_Provided records_.
[Start of section]
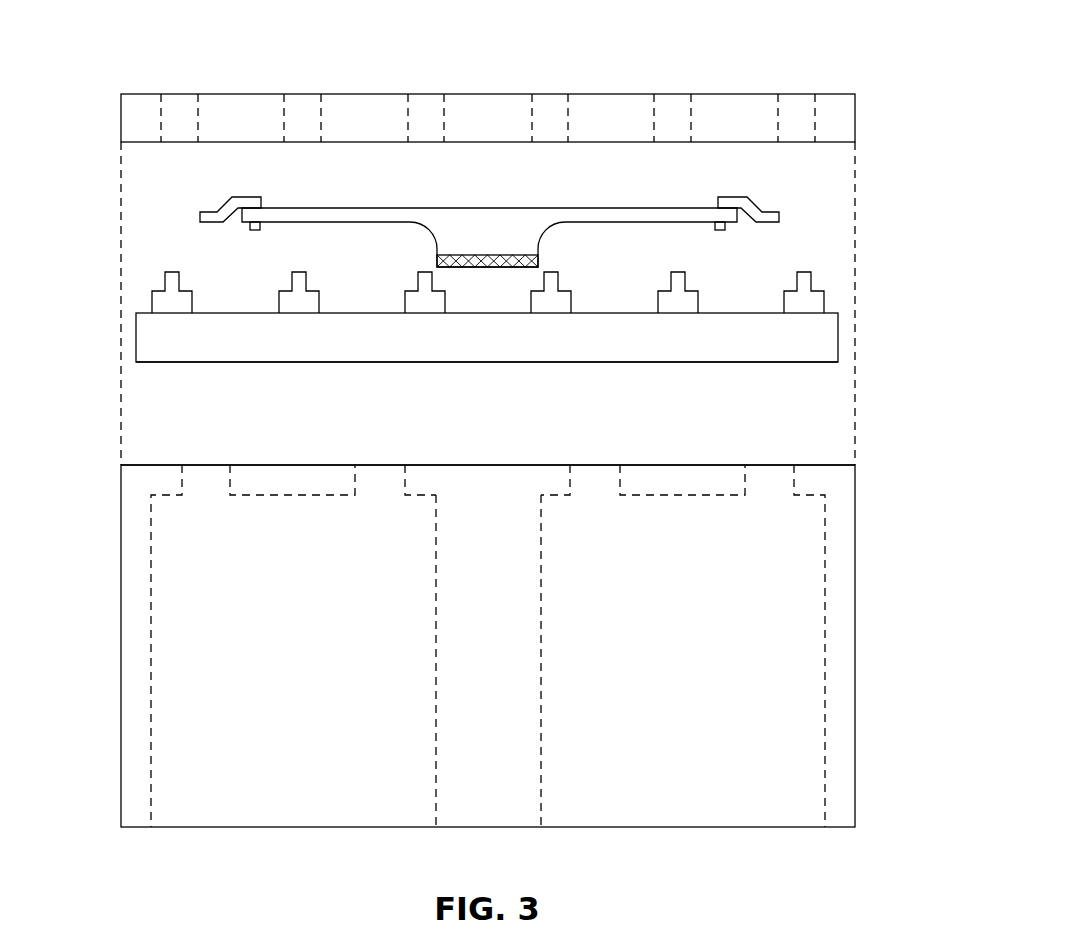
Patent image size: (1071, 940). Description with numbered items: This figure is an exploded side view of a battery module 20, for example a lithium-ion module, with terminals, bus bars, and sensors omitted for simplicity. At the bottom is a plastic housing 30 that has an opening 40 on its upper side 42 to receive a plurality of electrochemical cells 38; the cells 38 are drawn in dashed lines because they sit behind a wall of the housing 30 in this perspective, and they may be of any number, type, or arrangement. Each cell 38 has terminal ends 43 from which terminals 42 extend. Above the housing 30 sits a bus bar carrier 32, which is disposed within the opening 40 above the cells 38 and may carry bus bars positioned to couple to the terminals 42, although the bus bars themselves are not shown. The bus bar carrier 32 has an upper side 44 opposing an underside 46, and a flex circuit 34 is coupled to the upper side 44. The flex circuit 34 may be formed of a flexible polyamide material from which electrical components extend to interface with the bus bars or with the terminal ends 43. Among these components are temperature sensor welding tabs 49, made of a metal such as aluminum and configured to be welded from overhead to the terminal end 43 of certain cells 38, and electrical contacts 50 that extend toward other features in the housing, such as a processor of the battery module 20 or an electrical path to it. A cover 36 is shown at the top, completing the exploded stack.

The battery module 20 is at (112, 60).
The housing 30 is at (855, 584).
The bus bar carrier 32 is at (840, 330).
The flex circuit 34 is at (630, 208).
The cover 36 is at (737, 92).
The electrochemical cells 38 is at (437, 575).
The opening 40 is at (140, 464).
The terminals 42 is at (355, 475).
The terminal ends 43 is at (415, 493).
The upper side 44 is at (748, 312).
The underside 46 is at (795, 363).
The temperature sensor welding tabs 49 is at (210, 212).
The electrical contacts 50 is at (416, 243).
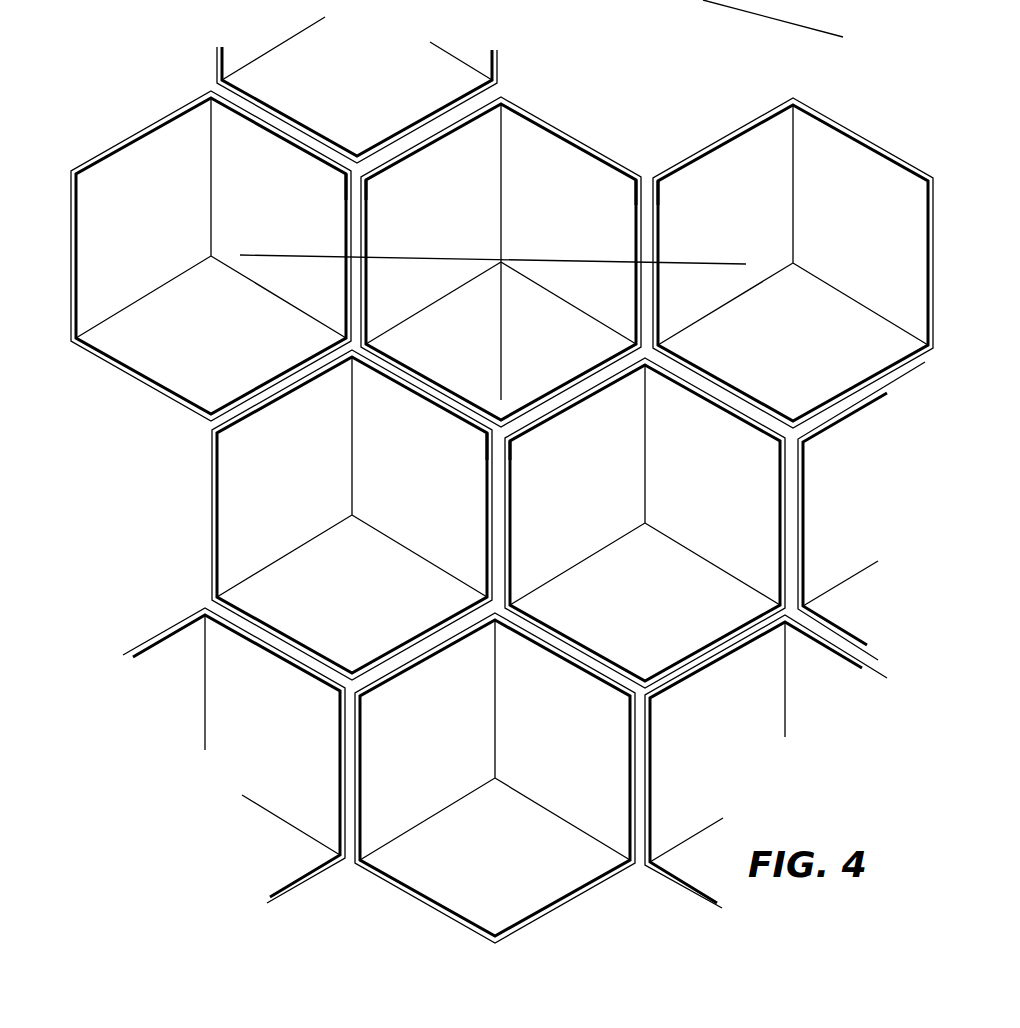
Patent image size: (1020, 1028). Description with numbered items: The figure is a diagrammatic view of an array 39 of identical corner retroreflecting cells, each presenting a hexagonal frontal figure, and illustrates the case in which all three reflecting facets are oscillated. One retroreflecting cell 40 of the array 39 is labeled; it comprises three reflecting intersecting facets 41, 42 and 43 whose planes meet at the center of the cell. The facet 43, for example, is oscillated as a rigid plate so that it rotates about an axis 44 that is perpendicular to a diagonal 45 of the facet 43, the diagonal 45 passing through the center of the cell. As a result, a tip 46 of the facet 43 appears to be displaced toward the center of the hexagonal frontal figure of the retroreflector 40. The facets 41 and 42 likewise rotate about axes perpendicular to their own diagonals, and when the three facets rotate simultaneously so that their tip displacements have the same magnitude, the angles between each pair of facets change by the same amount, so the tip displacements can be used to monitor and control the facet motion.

The array 39 is at (830, 494).
The retroreflecting cell 40 is at (379, 135).
The facet 41 is at (428, 222).
The facet 42 is at (586, 218).
The facet 43 is at (455, 356).
The axis 44 is at (302, 255).
The diagonal 45 is at (501, 368).
The tip 46 is at (357, 172).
[End of section]
_What you are asked to do_. An exact transcription of all the entries is required, without the pictures.

_Result_.
Patent image size: (1071, 940). Description with numbered items: This figure is an exploded side view of a battery module 20, for example a lithium-ion module, with terminals, bus bars, and sensors omitted for simplicity. At the bottom is a plastic housing 30 that has an opening 40 on its upper side 42 to receive a plurality of electrochemical cells 38; the cells 38 are drawn in dashed lines because they sit behind a wall of the housing 30 in this perspective, and they may be of any number, type, or arrangement. Each cell 38 has terminal ends 43 from which terminals 42 extend. Above the housing 30 sits a bus bar carrier 32, which is disposed within the opening 40 above the cells 38 and may carry bus bars positioned to couple to the terminals 42, although the bus bars themselves are not shown. The bus bar carrier 32 has an upper side 44 opposing an underside 46, and a flex circuit 34 is coupled to the upper side 44. The flex circuit 34 may be formed of a flexible polyamide material from which electrical components extend to interface with the bus bars or with the terminal ends 43. Among these components are temperature sensor welding tabs 49, made of a metal such as aluminum and configured to be welded from overhead to the terminal end 43 of certain cells 38, and electrical contacts 50 that extend toward other features in the housing, such as a processor of the battery module 20 or an electrical path to it. A cover 36 is shown at the top, completing the exploded stack.

The battery module 20 is at (112, 60).
The housing 30 is at (855, 584).
The bus bar carrier 32 is at (840, 330).
The flex circuit 34 is at (630, 208).
The cover 36 is at (737, 92).
The electrochemical cells 38 is at (437, 575).
The opening 40 is at (140, 464).
The terminals 42 is at (355, 475).
The terminal ends 43 is at (415, 493).
The upper side 44 is at (748, 312).
The underside 46 is at (795, 363).
The temperature sensor welding tabs 49 is at (210, 212).
The electrical contacts 50 is at (416, 243).
Patent image size: (1020, 1028). Description with numbered items: The figure is a diagrammatic view of an array 39 of identical corner retroreflecting cells, each presenting a hexagonal frontal figure, and illustrates the case in which all three reflecting facets are oscillated. One retroreflecting cell 40 of the array 39 is labeled; it comprises three reflecting intersecting facets 41, 42 and 43 whose planes meet at the center of the cell. The facet 43, for example, is oscillated as a rigid plate so that it rotates about an axis 44 that is perpendicular to a diagonal 45 of the facet 43, the diagonal 45 passing through the center of the cell. As a result, a tip 46 of the facet 43 appears to be displaced toward the center of the hexagonal frontal figure of the retroreflector 40. The facets 41 and 42 likewise rotate about axes perpendicular to their own diagonals, and when the three facets rotate simultaneously so that their tip displacements have the same magnitude, the angles between each pair of facets change by the same amount, so the tip displacements can be used to monitor and control the facet motion.

The array 39 is at (830, 494).
The retroreflecting cell 40 is at (379, 135).
The facet 41 is at (428, 222).
The facet 42 is at (586, 218).
The facet 43 is at (455, 356).
The axis 44 is at (302, 255).
The diagonal 45 is at (501, 368).
The tip 46 is at (357, 172).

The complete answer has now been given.